Please return the full listing below without altering anything.
++++++
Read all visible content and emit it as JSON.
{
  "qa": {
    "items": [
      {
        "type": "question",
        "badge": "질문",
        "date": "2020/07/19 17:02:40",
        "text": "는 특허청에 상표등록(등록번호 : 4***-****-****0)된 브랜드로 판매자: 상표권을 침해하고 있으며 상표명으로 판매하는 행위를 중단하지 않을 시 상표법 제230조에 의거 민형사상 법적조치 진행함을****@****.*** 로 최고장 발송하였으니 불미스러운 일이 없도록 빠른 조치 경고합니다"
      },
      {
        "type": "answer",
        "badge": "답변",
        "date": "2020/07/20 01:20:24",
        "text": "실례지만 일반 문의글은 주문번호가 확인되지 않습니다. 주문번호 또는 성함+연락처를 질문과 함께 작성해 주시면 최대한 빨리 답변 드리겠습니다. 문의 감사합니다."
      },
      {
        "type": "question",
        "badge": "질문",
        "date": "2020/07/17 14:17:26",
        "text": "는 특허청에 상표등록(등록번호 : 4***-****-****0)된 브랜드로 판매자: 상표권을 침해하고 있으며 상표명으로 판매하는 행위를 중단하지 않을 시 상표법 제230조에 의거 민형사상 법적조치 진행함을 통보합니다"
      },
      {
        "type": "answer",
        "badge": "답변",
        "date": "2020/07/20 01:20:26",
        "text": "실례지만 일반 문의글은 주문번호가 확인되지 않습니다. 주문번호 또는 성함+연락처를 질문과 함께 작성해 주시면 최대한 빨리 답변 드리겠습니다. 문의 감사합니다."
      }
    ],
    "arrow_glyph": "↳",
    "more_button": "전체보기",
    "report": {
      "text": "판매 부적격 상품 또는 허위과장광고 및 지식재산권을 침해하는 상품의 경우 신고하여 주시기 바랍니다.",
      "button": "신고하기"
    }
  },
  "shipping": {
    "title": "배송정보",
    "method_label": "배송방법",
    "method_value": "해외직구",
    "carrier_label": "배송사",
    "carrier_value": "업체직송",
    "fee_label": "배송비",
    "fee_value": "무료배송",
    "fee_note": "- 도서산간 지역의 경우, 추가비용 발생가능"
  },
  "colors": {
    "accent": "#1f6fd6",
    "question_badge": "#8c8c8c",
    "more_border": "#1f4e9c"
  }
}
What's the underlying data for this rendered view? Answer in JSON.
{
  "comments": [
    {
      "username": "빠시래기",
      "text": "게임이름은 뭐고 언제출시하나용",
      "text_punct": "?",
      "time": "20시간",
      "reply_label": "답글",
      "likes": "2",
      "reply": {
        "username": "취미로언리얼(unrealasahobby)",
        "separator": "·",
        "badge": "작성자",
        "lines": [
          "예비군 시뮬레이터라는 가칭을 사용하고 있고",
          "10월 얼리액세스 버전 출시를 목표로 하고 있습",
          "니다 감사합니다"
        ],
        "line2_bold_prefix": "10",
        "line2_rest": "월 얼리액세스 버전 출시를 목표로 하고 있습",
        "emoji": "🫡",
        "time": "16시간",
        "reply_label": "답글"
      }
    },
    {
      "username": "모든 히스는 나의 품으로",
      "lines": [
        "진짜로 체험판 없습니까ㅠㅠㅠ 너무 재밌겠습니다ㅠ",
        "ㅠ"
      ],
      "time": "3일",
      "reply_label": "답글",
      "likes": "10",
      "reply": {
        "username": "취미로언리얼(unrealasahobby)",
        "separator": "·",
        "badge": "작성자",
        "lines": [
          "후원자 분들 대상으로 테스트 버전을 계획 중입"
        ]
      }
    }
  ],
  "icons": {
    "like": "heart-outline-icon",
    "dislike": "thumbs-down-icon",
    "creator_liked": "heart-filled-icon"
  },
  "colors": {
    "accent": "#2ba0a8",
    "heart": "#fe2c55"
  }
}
++++++
» Finished task
Read all visible content and emit it as JSON.
{
  "qa": {
    "items": [
      {
        "type": "question",
        "badge": "질문",
        "date": "2020/07/19 17:02:40",
        "text": "는 특허청에 상표등록(등록번호 : 4***-****-****0)된 브랜드로 판매자: 상표권을 침해하고 있으며 상표명으로 판매하는 행위를 중단하지 않을 시 상표법 제230조에 의거 민형사상 법적조치 진행함을****@****.*** 로 최고장 발송하였으니 불미스러운 일이 없도록 빠른 조치 경고합니다"
      },
      {
        "type": "answer",
        "badge": "답변",
        "date": "2020/07/20 01:20:24",
        "text": "실례지만 일반 문의글은 주문번호가 확인되지 않습니다. 주문번호 또는 성함+연락처를 질문과 함께 작성해 주시면 최대한 빨리 답변 드리겠습니다. 문의 감사합니다."
      },
      {
        "type": "question",
        "badge": "질문",
        "date": "2020/07/17 14:17:26",
        "text": "는 특허청에 상표등록(등록번호 : 4***-****-****0)된 브랜드로 판매자: 상표권을 침해하고 있으며 상표명으로 판매하는 행위를 중단하지 않을 시 상표법 제230조에 의거 민형사상 법적조치 진행함을 통보합니다"
      },
      {
        "type": "answer",
        "badge": "답변",
        "date": "2020/07/20 01:20:26",
        "text": "실례지만 일반 문의글은 주문번호가 확인되지 않습니다. 주문번호 또는 성함+연락처를 질문과 함께 작성해 주시면 최대한 빨리 답변 드리겠습니다. 문의 감사합니다."
      }
    ],
    "arrow_glyph": "↳",
    "more_button": "전체보기",
    "report": {
      "text": "판매 부적격 상품 또는 허위과장광고 및 지식재산권을 침해하는 상품의 경우 신고하여 주시기 바랍니다.",
      "button": "신고하기"
    }
  },
  "shipping": {
    "title": "배송정보",
    "method_label": "배송방법",
    "method_value": "해외직구",
    "carrier_label": "배송사",
    "carrier_value": "업체직송",
    "fee_label": "배송비",
    "fee_value": "무료배송",
    "fee_note": "- 도서산간 지역의 경우, 추가비용 발생가능"
  },
  "colors": {
    "accent": "#1f6fd6",
    "question_badge": "#8c8c8c",
    "more_border": "#1f4e9c"
  }
}
What's the underlying data for this rendered view? Answer in JSON.
{
  "comments": [
    {
      "username": "빠시래기",
      "text": "게임이름은 뭐고 언제출시하나용",
      "text_punct": "?",
      "time": "20시간",
      "reply_label": "답글",
      "likes": "2",
      "reply": {
        "username": "취미로언리얼(unrealasahobby)",
        "separator": "·",
        "badge": "작성자",
        "lines": [
          "예비군 시뮬레이터라는 가칭을 사용하고 있고",
          "10월 얼리액세스 버전 출시를 목표로 하고 있습",
          "니다 감사합니다"
        ],
        "line2_bold_prefix": "10",
        "line2_rest": "월 얼리액세스 버전 출시를 목표로 하고 있습",
        "emoji": "🫡",
        "time": "16시간",
        "reply_label": "답글"
      }
    },
    {
      "username": "모든 히스는 나의 품으로",
      "lines": [
        "진짜로 체험판 없습니까ㅠㅠㅠ 너무 재밌겠습니다ㅠ",
        "ㅠ"
      ],
      "time": "3일",
      "reply_label": "답글",
      "likes": "10",
      "reply": {
        "username": "취미로언리얼(unrealasahobby)",
        "separator": "·",
        "badge": "작성자",
        "lines": [
          "후원자 분들 대상으로 테스트 버전을 계획 중입"
        ]
      }
    }
  ],
  "icons": {
    "like": "heart-outline-icon",
    "dislike": "thumbs-down-icon",
    "creator_liked": "heart-filled-icon"
  },
  "colors": {
    "accent": "#2ba0a8",
    "heart": "#fe2c55"
  }
}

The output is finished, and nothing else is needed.